◆ **Requirement**
Identify each line below that contains the word "name", and copy it out.

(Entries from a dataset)
•••••

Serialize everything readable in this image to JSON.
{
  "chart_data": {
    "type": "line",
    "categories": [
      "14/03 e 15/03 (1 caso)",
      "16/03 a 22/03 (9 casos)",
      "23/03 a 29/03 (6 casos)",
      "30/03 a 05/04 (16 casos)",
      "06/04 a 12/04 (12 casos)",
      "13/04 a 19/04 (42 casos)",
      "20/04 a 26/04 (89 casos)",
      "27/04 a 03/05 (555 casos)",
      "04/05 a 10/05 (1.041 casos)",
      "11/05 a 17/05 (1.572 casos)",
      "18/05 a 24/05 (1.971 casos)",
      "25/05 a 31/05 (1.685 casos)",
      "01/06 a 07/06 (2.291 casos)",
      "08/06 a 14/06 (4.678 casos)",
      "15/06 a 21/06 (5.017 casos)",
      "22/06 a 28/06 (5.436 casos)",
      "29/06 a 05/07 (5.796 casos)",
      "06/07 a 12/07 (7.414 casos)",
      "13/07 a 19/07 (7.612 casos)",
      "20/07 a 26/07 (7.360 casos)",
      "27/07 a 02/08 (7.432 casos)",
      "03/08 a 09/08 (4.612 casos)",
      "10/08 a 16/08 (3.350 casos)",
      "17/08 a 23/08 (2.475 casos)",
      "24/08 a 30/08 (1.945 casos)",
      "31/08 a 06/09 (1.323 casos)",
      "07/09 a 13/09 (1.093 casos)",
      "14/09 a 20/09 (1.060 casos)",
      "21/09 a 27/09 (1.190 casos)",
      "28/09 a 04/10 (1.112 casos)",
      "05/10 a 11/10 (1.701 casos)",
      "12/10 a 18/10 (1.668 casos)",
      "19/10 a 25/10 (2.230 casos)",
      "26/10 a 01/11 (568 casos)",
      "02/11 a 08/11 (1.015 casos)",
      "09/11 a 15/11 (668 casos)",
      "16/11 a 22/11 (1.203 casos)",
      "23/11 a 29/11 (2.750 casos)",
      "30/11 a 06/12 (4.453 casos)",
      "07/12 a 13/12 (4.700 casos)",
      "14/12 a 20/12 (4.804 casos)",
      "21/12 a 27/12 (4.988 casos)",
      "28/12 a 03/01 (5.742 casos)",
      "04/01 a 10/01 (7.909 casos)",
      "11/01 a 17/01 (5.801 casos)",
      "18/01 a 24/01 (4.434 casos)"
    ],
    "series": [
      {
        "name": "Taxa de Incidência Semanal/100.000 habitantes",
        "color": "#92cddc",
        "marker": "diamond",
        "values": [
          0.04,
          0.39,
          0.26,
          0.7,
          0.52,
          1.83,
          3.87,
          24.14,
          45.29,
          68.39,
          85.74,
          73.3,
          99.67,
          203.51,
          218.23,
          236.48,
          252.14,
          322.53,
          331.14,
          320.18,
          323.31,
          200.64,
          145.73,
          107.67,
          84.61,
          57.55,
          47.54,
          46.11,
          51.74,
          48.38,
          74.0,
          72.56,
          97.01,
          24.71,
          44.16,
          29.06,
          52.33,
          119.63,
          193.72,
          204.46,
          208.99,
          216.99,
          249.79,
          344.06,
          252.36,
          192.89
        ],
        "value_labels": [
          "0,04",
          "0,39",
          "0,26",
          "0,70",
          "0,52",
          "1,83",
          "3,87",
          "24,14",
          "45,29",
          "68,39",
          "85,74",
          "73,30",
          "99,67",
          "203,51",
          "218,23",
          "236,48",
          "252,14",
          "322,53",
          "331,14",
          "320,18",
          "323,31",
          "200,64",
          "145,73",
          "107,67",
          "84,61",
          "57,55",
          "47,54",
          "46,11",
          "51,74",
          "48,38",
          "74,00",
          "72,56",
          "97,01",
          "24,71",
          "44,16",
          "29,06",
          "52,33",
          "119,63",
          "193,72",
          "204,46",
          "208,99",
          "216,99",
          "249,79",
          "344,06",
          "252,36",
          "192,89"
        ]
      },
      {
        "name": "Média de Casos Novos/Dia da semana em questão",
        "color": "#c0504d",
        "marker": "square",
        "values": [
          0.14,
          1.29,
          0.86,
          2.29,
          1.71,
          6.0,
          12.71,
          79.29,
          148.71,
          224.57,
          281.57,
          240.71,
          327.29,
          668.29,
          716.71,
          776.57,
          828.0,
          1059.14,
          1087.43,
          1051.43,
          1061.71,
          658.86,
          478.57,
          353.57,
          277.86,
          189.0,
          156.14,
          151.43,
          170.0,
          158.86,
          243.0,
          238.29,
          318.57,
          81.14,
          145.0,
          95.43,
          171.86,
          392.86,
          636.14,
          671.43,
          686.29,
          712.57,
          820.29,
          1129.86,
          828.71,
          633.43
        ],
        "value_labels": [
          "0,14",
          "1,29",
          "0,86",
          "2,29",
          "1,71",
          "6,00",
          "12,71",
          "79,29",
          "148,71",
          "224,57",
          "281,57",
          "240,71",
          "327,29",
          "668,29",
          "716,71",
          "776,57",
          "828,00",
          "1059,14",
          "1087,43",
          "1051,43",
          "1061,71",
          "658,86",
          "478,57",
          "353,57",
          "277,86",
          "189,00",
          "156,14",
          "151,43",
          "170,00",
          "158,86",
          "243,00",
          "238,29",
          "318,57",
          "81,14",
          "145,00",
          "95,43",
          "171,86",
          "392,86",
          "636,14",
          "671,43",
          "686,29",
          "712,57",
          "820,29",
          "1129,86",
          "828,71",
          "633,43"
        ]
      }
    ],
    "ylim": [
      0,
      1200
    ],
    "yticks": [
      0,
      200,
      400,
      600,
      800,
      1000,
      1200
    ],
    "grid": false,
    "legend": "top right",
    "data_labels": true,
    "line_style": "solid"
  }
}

•••••

◆ **Expected output**
        "name": "Taxa de Incidência Semanal/100.000 habitantes",
        "name": "Média de Casos Novos/Dia da semana em questão",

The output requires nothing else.